● **DESCRIPTION OF THE TASK**
Report each line of the data that has "JSON" somewhere in it.
** BEGIN **
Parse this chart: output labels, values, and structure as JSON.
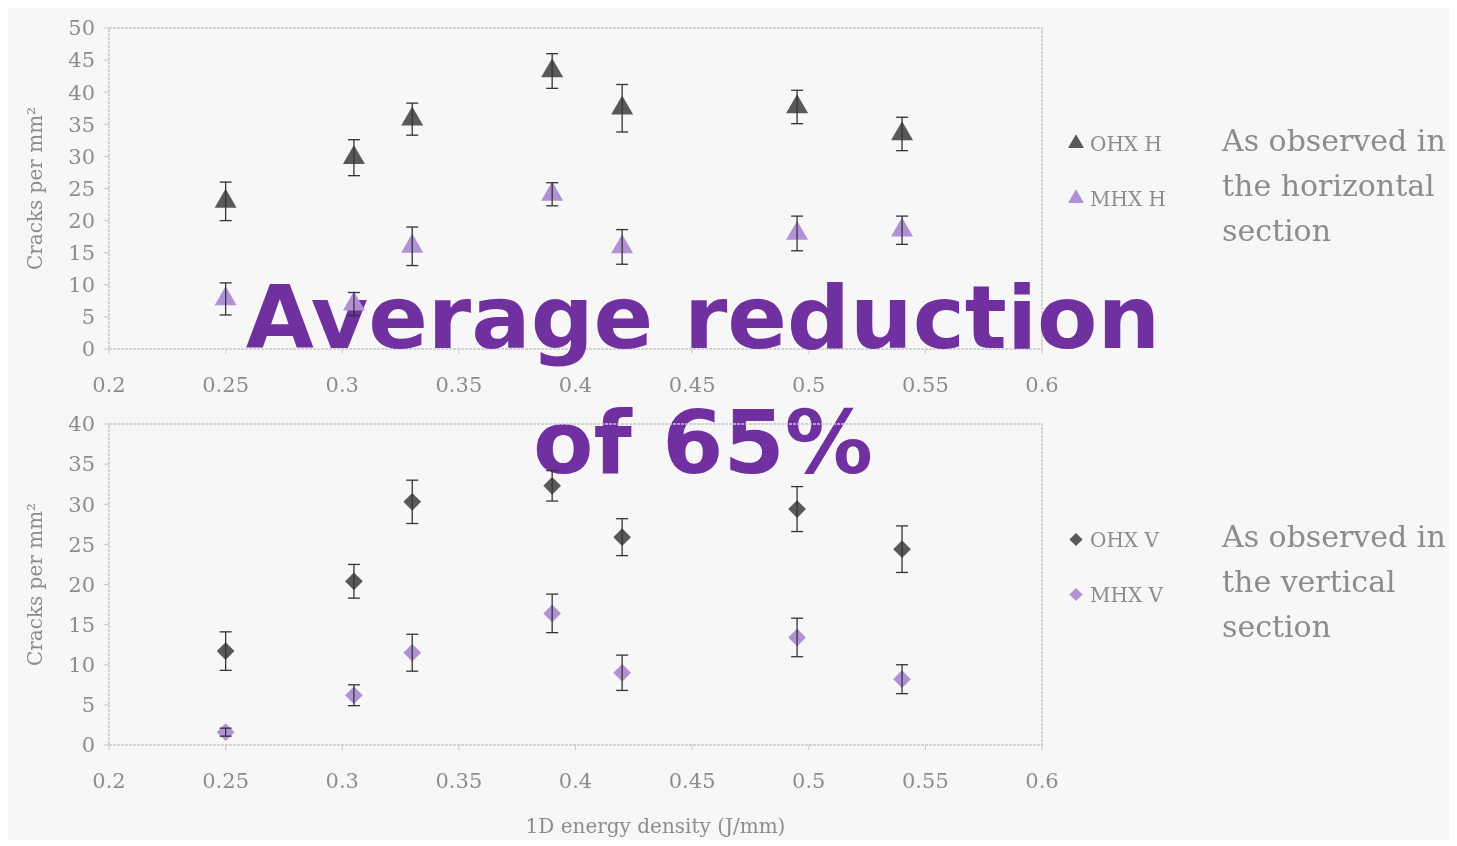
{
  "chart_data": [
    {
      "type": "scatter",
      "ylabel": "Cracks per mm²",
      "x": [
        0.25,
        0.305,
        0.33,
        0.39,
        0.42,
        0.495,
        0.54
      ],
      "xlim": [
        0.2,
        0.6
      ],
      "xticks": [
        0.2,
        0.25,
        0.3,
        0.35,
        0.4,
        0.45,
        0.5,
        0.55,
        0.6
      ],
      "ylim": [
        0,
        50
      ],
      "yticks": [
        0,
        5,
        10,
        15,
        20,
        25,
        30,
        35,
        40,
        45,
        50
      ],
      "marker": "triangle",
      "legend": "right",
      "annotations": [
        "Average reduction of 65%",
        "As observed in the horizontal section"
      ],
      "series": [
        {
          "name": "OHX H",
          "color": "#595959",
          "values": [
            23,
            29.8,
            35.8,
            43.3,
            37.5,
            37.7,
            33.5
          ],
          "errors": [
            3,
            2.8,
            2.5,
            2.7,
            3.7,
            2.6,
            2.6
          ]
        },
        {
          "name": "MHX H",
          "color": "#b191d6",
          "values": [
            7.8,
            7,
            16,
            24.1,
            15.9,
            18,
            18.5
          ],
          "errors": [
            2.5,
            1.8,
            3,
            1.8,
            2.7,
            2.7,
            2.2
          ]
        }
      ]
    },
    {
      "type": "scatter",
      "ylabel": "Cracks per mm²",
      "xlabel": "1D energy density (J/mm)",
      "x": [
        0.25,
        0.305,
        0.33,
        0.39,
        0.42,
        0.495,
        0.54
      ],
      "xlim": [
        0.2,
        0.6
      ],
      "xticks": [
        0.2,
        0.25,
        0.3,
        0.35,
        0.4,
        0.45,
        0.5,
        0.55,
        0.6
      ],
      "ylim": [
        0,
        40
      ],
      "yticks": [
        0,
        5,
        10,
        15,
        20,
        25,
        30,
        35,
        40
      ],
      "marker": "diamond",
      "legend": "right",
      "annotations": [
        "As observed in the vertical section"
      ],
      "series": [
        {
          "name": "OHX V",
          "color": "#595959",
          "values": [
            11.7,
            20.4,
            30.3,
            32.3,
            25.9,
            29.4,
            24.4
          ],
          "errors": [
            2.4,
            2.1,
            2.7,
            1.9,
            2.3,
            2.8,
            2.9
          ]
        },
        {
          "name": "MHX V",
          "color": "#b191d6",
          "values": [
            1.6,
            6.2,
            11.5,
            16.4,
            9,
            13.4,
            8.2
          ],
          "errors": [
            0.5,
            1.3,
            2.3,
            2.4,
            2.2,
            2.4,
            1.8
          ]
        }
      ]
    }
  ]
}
** END **
** BEGIN **
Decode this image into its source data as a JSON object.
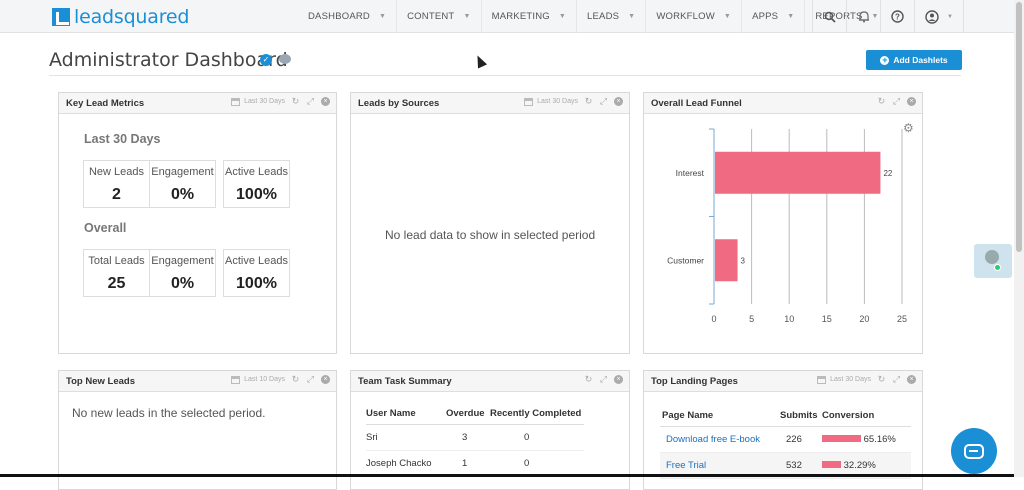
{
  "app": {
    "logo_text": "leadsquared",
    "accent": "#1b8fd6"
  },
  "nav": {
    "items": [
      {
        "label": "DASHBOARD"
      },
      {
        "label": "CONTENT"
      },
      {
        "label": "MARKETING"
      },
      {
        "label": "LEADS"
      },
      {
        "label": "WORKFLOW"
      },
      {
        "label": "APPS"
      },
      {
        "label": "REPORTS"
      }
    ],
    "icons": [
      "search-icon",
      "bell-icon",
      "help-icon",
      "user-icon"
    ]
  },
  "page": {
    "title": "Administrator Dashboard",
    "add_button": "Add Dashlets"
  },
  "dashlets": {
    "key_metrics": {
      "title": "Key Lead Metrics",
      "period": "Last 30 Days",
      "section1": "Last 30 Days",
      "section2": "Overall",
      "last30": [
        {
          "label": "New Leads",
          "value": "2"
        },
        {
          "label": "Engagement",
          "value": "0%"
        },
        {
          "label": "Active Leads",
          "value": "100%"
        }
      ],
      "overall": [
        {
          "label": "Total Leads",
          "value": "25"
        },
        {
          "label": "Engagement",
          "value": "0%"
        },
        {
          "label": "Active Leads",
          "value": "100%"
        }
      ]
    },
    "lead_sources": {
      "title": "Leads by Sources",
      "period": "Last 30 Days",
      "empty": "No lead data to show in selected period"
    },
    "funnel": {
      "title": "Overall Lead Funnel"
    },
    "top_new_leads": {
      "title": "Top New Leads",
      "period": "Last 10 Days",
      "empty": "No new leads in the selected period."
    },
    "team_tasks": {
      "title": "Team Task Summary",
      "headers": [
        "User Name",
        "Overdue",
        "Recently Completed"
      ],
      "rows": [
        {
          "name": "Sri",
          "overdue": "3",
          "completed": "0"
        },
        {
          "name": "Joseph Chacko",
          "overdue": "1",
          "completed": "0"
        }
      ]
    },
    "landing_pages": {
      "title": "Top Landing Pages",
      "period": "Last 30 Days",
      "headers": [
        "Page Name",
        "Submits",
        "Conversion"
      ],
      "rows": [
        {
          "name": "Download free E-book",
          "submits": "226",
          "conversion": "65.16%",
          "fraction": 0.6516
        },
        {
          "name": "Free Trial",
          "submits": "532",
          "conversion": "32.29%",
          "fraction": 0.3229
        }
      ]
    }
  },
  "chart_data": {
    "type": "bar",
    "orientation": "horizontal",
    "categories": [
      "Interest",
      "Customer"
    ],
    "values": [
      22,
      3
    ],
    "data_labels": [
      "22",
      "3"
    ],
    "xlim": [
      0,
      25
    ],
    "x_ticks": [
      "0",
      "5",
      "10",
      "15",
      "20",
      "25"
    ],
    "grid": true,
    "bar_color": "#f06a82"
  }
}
** END **
● **TASK SOLUTION**
Parse this chart: output labels, values, and structure as JSON.
Decode this image into its source data as a JSON object.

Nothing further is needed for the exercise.